**Brief**: Across the entries, how many lines have the string "this" in them? Reply with only a number.
---------- Provided data ----------
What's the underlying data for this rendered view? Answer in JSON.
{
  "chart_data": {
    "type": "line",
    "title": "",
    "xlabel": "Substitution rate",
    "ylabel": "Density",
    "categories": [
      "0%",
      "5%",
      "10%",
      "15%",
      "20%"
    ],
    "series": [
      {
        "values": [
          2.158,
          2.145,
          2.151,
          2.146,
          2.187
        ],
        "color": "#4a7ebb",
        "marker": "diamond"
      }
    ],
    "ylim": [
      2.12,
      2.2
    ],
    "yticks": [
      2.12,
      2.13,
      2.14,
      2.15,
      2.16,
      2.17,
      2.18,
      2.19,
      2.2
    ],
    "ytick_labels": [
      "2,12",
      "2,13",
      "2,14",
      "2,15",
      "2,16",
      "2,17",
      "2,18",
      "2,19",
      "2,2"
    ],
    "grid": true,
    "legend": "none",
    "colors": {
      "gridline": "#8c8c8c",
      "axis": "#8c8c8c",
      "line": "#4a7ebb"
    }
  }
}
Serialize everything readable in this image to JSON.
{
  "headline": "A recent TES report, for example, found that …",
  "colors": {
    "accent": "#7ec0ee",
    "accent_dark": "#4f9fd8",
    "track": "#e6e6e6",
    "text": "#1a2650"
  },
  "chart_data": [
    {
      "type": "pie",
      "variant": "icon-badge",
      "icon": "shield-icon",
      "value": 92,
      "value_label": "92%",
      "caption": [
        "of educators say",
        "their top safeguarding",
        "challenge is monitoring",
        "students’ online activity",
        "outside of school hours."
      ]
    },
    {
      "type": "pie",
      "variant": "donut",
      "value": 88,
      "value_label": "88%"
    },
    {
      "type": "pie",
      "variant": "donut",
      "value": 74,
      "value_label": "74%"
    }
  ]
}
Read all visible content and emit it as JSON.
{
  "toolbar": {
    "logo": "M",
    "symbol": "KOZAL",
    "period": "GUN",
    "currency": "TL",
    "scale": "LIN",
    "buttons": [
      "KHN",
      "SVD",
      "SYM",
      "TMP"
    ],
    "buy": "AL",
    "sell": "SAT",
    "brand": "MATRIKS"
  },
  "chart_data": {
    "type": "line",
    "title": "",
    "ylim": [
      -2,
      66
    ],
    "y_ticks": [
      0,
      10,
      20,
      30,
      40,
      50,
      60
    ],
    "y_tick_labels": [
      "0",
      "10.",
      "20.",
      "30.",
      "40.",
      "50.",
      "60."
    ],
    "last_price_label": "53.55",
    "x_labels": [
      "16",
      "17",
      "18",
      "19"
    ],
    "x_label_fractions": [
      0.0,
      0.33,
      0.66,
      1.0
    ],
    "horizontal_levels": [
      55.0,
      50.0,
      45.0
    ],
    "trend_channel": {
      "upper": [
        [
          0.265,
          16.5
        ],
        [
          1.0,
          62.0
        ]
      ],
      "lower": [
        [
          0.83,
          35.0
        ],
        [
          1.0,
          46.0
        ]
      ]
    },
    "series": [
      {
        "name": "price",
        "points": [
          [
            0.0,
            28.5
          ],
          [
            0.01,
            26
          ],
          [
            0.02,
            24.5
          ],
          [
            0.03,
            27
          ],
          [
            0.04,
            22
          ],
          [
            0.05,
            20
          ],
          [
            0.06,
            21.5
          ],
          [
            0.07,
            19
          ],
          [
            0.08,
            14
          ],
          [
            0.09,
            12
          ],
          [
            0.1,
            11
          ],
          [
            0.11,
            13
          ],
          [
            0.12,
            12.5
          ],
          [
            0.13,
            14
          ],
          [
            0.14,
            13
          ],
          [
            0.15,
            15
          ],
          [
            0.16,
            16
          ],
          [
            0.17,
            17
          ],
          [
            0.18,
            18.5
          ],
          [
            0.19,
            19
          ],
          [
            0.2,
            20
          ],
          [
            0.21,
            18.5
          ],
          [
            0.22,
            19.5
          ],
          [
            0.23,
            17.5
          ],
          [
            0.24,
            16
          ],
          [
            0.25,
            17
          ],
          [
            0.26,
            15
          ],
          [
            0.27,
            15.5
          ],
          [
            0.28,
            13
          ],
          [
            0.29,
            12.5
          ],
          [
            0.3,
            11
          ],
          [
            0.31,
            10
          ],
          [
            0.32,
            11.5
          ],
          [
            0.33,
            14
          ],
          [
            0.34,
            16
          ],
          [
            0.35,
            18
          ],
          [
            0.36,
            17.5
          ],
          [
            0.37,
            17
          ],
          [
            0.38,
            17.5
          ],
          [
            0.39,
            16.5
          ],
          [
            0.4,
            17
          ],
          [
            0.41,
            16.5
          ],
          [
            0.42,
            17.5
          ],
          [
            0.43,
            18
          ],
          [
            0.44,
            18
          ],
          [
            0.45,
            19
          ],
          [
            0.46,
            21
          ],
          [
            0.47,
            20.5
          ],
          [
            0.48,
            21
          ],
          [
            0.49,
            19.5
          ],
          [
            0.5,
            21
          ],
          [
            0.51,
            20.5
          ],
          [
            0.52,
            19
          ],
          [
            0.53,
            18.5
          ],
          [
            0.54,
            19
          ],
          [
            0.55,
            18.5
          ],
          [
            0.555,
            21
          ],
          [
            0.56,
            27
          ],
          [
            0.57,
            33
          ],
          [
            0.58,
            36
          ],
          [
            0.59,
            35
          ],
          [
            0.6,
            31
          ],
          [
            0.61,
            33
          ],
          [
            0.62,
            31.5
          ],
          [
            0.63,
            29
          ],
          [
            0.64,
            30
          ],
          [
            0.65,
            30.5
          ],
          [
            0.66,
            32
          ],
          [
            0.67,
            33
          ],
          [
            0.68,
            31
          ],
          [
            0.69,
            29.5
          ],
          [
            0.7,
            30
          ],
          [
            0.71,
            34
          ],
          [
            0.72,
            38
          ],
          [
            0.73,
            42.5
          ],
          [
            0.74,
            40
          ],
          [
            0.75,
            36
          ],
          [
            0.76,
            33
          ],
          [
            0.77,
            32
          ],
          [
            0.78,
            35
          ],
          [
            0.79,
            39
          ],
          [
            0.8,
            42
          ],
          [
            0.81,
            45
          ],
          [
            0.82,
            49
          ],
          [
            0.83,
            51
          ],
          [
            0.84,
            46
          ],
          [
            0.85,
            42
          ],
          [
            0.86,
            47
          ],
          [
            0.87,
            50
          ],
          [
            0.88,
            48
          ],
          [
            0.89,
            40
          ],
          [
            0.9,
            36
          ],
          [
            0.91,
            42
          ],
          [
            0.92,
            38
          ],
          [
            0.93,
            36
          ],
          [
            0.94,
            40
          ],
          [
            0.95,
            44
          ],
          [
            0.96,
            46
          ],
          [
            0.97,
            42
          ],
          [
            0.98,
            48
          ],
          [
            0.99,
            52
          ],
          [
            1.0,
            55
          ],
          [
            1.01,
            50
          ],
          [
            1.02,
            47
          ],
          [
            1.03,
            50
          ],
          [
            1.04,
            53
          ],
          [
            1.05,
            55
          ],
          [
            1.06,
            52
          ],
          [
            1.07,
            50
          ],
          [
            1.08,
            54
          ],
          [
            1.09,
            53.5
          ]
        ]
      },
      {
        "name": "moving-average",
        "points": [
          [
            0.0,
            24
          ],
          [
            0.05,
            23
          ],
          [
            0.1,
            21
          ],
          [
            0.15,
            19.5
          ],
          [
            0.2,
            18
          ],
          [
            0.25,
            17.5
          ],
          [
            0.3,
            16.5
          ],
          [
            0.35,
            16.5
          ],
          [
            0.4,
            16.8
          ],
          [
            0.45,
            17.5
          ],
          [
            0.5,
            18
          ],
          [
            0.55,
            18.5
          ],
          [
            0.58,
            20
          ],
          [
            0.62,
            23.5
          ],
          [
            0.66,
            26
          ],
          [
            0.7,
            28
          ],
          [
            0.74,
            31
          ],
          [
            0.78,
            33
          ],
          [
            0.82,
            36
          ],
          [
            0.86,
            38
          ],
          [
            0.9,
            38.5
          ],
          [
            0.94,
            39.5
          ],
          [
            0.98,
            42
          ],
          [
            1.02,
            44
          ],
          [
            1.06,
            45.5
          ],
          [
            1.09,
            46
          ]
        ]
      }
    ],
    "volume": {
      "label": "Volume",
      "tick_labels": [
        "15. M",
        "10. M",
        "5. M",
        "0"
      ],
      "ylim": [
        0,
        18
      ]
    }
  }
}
----------
**Output of the task**: 2